**Data shown**

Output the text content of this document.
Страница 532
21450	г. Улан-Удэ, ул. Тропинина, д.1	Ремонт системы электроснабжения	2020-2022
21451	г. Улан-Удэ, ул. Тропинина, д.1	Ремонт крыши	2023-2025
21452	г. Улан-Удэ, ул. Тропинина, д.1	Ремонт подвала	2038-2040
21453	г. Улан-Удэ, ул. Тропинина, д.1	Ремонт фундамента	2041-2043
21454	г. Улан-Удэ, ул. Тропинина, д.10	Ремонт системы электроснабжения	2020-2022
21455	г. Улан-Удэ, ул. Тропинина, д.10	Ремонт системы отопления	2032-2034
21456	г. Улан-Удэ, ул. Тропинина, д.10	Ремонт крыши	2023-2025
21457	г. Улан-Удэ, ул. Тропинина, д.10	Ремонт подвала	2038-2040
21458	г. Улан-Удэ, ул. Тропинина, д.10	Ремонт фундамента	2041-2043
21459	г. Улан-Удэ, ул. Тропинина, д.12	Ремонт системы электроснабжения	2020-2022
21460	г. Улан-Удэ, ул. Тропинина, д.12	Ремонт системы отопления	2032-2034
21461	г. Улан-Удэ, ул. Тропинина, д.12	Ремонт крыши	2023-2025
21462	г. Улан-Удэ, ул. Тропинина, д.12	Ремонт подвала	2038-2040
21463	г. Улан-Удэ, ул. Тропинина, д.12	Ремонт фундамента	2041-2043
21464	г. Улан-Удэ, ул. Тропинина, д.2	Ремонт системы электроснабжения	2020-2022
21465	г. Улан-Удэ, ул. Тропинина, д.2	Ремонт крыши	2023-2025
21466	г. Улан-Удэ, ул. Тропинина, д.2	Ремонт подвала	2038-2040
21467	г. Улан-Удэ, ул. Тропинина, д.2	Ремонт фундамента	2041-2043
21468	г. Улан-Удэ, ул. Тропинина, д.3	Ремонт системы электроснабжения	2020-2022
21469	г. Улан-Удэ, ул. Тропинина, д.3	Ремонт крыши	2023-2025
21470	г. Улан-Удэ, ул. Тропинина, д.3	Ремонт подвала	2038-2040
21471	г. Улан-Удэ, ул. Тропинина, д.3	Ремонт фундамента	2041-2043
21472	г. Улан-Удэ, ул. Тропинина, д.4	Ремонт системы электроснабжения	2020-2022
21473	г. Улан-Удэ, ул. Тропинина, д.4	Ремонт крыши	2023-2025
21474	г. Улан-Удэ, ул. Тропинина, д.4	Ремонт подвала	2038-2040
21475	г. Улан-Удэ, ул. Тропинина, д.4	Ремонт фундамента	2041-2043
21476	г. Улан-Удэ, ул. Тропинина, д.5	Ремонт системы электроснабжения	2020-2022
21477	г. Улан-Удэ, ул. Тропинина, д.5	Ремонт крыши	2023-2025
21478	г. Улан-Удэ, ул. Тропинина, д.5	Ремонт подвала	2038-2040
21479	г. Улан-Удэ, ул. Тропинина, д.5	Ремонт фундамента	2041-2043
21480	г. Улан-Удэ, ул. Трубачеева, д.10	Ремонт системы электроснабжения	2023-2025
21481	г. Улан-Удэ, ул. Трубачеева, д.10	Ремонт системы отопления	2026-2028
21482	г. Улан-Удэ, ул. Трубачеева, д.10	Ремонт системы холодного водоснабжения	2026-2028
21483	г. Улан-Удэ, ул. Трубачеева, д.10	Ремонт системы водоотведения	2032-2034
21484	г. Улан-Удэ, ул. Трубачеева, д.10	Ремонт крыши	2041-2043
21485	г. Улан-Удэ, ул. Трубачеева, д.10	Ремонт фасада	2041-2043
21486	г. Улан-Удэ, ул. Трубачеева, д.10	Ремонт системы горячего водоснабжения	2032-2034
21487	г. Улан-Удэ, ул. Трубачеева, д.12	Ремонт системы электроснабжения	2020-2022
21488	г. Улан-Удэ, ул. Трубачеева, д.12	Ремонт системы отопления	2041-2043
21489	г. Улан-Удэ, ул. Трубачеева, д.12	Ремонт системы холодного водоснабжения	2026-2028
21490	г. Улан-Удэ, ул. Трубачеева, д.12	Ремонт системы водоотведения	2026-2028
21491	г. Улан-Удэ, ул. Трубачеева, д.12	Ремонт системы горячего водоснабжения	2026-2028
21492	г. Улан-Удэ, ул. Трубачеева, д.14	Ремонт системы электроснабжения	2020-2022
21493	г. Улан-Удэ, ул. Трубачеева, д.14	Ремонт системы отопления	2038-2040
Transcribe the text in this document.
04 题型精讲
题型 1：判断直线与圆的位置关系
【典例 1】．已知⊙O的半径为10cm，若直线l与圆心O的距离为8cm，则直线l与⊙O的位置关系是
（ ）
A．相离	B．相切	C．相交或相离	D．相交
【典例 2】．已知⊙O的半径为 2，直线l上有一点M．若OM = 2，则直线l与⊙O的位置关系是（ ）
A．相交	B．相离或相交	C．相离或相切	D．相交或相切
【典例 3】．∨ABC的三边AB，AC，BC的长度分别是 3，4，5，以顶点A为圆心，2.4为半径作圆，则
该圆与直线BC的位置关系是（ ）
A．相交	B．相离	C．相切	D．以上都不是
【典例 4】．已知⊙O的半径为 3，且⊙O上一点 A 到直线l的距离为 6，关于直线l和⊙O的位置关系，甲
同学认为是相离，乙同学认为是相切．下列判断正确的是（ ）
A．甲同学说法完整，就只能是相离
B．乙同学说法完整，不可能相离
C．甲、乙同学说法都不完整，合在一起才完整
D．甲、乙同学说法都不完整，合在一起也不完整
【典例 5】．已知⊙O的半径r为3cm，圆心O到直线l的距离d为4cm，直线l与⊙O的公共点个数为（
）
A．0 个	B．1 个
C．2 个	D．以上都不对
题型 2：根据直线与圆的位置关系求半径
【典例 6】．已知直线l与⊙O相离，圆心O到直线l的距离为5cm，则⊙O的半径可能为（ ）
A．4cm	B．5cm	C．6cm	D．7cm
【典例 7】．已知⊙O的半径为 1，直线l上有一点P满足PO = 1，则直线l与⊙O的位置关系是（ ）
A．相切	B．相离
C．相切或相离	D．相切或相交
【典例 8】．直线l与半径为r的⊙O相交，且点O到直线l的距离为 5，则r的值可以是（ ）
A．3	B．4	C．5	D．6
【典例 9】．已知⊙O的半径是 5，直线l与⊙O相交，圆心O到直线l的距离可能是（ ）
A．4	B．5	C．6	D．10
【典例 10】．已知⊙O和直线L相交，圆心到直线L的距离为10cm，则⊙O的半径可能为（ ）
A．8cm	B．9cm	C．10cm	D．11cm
...
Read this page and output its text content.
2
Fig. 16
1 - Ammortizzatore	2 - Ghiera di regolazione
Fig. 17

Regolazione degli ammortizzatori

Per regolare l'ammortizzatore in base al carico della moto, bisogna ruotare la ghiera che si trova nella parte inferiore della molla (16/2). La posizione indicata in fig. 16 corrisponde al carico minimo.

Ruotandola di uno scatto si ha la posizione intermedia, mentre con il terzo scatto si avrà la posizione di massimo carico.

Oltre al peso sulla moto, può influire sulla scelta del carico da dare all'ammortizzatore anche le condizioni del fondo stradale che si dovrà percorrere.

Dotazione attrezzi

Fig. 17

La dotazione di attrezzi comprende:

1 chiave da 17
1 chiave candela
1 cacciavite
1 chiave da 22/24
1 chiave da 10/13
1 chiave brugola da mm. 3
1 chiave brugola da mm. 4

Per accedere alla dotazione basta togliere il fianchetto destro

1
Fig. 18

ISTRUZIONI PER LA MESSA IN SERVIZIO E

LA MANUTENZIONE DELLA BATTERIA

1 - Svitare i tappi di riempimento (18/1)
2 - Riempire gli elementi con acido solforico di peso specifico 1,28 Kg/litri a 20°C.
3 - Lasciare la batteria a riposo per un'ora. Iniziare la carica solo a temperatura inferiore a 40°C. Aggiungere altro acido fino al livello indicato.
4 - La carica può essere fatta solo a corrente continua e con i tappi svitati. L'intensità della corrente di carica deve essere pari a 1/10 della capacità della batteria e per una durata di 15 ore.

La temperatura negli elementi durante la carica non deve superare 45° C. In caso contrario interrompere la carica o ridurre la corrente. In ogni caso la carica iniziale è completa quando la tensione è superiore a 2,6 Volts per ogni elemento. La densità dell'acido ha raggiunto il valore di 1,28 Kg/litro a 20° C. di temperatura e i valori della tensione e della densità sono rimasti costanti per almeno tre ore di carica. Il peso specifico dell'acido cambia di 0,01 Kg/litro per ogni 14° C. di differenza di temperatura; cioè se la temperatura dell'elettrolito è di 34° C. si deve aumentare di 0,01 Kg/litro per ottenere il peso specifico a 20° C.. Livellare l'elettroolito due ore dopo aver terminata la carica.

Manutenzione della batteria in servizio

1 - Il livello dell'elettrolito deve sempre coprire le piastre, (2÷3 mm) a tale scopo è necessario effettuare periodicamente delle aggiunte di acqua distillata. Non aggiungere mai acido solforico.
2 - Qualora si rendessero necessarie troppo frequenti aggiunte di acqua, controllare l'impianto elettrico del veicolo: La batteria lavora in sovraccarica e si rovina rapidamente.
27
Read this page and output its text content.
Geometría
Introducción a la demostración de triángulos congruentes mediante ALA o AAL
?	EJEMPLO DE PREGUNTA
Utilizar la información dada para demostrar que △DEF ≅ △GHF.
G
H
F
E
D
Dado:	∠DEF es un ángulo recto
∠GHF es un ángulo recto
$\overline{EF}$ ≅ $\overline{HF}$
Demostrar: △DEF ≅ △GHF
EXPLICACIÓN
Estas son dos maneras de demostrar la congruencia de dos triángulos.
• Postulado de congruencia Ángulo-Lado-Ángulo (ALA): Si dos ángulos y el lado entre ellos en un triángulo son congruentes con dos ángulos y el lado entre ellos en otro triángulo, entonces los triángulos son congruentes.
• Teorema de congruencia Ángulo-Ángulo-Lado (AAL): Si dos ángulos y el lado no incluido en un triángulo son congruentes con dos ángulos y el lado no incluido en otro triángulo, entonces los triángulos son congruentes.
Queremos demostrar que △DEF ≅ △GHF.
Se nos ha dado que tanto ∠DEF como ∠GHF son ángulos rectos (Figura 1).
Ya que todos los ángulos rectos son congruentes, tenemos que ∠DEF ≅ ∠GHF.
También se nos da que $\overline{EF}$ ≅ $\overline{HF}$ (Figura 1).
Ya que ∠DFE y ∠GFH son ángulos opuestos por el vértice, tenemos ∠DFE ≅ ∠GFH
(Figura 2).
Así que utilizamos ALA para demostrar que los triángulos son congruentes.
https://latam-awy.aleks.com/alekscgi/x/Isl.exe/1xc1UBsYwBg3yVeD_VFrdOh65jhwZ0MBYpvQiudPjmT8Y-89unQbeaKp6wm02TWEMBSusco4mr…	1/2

**Work to do**
How many lines of the entries above hold the string "tenemos"? Reply with the number alone.

**Finished answer**
2